**DATA SHOWN**
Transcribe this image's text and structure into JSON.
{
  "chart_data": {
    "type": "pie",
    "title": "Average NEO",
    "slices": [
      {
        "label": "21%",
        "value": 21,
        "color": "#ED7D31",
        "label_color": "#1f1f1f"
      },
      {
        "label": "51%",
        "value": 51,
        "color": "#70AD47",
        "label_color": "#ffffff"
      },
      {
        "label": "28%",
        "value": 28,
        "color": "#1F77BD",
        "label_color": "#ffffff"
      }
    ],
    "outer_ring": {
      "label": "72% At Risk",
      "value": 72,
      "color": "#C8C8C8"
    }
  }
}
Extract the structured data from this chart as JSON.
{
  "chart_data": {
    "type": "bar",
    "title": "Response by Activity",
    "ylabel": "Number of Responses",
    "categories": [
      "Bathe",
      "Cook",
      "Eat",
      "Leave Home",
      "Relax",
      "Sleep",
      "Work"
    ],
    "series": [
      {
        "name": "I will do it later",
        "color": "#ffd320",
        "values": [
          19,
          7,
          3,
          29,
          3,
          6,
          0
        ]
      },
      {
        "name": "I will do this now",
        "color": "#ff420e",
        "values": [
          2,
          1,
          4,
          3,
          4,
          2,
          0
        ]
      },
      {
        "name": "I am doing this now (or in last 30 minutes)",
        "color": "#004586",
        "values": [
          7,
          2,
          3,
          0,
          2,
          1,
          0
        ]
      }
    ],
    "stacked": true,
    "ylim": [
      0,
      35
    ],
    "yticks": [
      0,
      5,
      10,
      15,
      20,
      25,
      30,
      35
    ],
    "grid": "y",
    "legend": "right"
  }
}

**TASK OBJECTIVE**
Write the lines out verbatim, from the one with "Extract the structured" through the last line of the entries, and stop there.

**RESULT FOR THIS TASK**
Extract the structured data from this chart as JSON.
{
  "chart_data": {
    "type": "bar",
    "title": "Response by Activity",
    "ylabel": "Number of Responses",
    "categories": [
      "Bathe",
      "Cook",
      "Eat",
      "Leave Home",
      "Relax",
      "Sleep",
      "Work"
    ],
    "series": [
      {
        "name": "I will do it later",
        "color": "#ffd320",
        "values": [
          19,
          7,
          3,
          29,
          3,
          6,
          0
        ]
      },
      {
        "name": "I will do this now",
        "color": "#ff420e",
        "values": [
          2,
          1,
          4,
          3,
          4,
          2,
          0
        ]
      },
      {
        "name": "I am doing this now (or in last 30 minutes)",
        "color": "#004586",
        "values": [
          7,
          2,
          3,
          0,
          2,
          1,
          0
        ]
      }
    ],
    "stacked": true,
    "ylim": [
      0,
      35
    ],
    "yticks": [
      0,
      5,
      10,
      15,
      20,
      25,
      30,
      35
    ],
    "grid": "y",
    "legend": "right"
  }
}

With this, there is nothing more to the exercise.